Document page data
+-------+

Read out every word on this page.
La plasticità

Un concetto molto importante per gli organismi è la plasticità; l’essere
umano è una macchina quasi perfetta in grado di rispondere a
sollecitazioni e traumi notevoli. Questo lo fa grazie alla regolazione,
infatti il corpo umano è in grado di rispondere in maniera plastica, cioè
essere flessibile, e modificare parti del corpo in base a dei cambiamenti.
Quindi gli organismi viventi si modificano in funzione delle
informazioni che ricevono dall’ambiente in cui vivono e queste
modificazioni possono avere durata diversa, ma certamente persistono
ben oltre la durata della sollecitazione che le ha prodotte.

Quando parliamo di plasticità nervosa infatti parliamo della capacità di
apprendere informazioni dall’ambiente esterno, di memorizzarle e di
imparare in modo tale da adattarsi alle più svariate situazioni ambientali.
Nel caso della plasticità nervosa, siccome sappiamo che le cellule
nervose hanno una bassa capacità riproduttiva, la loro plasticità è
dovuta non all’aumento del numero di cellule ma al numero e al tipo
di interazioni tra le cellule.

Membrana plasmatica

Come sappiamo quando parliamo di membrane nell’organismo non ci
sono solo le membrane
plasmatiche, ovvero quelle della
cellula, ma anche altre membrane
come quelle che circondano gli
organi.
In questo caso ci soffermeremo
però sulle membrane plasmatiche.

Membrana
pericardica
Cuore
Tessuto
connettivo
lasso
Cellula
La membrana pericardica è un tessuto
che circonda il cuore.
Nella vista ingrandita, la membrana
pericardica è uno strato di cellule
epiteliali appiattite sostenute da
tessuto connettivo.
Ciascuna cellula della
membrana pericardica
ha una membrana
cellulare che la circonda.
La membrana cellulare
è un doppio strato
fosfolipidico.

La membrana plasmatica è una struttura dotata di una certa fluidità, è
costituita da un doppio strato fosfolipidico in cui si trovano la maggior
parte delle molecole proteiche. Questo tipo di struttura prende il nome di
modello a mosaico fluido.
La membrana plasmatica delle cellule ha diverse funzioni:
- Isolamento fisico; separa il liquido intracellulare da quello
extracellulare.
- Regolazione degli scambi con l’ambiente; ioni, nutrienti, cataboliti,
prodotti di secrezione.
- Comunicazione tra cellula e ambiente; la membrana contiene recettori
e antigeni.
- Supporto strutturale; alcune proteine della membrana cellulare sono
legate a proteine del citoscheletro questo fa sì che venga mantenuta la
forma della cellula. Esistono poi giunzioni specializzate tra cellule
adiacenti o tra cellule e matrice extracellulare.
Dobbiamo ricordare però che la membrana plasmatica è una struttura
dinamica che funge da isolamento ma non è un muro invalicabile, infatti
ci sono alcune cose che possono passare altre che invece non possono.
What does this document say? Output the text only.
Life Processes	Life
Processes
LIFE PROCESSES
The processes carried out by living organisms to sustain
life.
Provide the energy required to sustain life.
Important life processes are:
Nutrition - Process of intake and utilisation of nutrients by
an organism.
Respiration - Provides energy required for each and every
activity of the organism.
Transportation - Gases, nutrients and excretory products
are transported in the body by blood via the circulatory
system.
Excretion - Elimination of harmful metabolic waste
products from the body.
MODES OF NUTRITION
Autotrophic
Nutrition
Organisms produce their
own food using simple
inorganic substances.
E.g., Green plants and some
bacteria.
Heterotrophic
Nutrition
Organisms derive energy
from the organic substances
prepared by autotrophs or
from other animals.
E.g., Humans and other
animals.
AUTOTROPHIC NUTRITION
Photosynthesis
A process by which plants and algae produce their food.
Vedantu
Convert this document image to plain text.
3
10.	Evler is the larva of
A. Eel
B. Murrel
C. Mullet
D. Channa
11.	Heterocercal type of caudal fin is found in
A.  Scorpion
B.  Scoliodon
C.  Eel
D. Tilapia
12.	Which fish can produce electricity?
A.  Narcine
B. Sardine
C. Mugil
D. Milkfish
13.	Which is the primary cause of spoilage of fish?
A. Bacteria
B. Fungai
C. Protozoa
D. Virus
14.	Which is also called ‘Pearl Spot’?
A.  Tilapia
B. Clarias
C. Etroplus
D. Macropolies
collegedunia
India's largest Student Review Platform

+-------+

Task to complete:
Within the entries above, how many lines contain "plasticità"? Respond with the number only.

Answer area:
5